#### INSTRUCTIONS FOR THE TASK:
An exact copy of every record is needed.

>> begin EXERCISE DATA

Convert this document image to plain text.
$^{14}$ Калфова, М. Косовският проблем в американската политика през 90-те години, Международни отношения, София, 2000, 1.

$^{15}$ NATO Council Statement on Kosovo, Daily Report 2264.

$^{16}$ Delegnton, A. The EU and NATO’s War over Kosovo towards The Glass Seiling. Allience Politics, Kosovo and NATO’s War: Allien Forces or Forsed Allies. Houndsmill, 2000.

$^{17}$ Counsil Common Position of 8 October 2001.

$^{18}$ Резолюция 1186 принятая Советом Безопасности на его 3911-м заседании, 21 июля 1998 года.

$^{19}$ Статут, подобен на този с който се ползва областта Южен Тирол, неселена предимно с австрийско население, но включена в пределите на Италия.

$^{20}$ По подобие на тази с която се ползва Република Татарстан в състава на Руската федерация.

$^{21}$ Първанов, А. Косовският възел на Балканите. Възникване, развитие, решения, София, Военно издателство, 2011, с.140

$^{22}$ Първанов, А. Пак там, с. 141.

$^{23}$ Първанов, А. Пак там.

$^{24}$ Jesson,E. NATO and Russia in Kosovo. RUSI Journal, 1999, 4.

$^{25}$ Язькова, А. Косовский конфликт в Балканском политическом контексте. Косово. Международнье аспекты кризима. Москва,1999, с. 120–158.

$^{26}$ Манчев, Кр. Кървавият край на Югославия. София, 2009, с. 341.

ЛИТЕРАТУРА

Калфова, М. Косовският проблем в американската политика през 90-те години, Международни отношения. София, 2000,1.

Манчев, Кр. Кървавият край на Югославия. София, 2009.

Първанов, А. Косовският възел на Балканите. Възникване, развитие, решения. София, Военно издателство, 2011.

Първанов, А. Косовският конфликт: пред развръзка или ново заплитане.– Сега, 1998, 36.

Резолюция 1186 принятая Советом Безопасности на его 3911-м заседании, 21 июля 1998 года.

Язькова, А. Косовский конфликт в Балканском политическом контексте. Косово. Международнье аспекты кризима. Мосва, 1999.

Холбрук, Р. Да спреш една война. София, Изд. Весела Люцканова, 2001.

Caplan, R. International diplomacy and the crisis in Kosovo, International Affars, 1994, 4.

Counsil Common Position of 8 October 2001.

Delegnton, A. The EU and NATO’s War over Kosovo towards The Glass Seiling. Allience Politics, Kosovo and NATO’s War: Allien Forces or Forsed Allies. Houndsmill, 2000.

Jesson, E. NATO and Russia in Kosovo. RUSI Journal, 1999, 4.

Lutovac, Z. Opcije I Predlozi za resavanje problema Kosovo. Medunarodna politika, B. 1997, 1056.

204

>> end EXERCISE DATA

#### EXERCISE ANSWER:
Convert this document image to plain text.
$^{14}$ Калфова, М. Косовският проблем в американската политика през 90-те години, Международни отношения, София, 2000, 1.

$^{15}$ NATO Council Statement on Kosovo, Daily Report 2264.

$^{16}$ Delegnton, A. The EU and NATO’s War over Kosovo towards The Glass Seiling. Allience Politics, Kosovo and NATO’s War: Allien Forces or Forsed Allies. Houndsmill, 2000.

$^{17}$ Counsil Common Position of 8 October 2001.

$^{18}$ Резолюция 1186 принятая Советом Безопасности на его 3911-м заседании, 21 июля 1998 года.

$^{19}$ Статут, подобен на този с който се ползва областта Южен Тирол, неселена предимно с австрийско население, но включена в пределите на Италия.

$^{20}$ По подобие на тази с която се ползва Република Татарстан в състава на Руската федерация.

$^{21}$ Първанов, А. Косовският възел на Балканите. Възникване, развитие, решения, София, Военно издателство, 2011, с.140

$^{22}$ Първанов, А. Пак там, с. 141.

$^{23}$ Първанов, А. Пак там.

$^{24}$ Jesson,E. NATO and Russia in Kosovo. RUSI Journal, 1999, 4.

$^{25}$ Язькова, А. Косовский конфликт в Балканском политическом контексте. Косово. Международнье аспекты кризима. Москва,1999, с. 120–158.

$^{26}$ Манчев, Кр. Кървавият край на Югославия. София, 2009, с. 341.

ЛИТЕРАТУРА

Калфова, М. Косовският проблем в американската политика през 90-те години, Международни отношения. София, 2000,1.

Манчев, Кр. Кървавият край на Югославия. София, 2009.

Първанов, А. Косовският възел на Балканите. Възникване, развитие, решения. София, Военно издателство, 2011.

Първанов, А. Косовският конфликт: пред развръзка или ново заплитане.– Сега, 1998, 36.

Резолюция 1186 принятая Советом Безопасности на его 3911-м заседании, 21 июля 1998 года.

Язькова, А. Косовский конфликт в Балканском политическом контексте. Косово. Международнье аспекты кризима. Мосва, 1999.

Холбрук, Р. Да спреш една война. София, Изд. Весела Люцканова, 2001.

Caplan, R. International diplomacy and the crisis in Kosovo, International Affars, 1994, 4.

Counsil Common Position of 8 October 2001.

Delegnton, A. The EU and NATO’s War over Kosovo towards The Glass Seiling. Allience Politics, Kosovo and NATO’s War: Allien Forces or Forsed Allies. Houndsmill, 2000.

Jesson, E. NATO and Russia in Kosovo. RUSI Journal, 1999, 4.

Lutovac, Z. Opcije I Predlozi za resavanje problema Kosovo. Medunarodna politika, B. 1997, 1056.

204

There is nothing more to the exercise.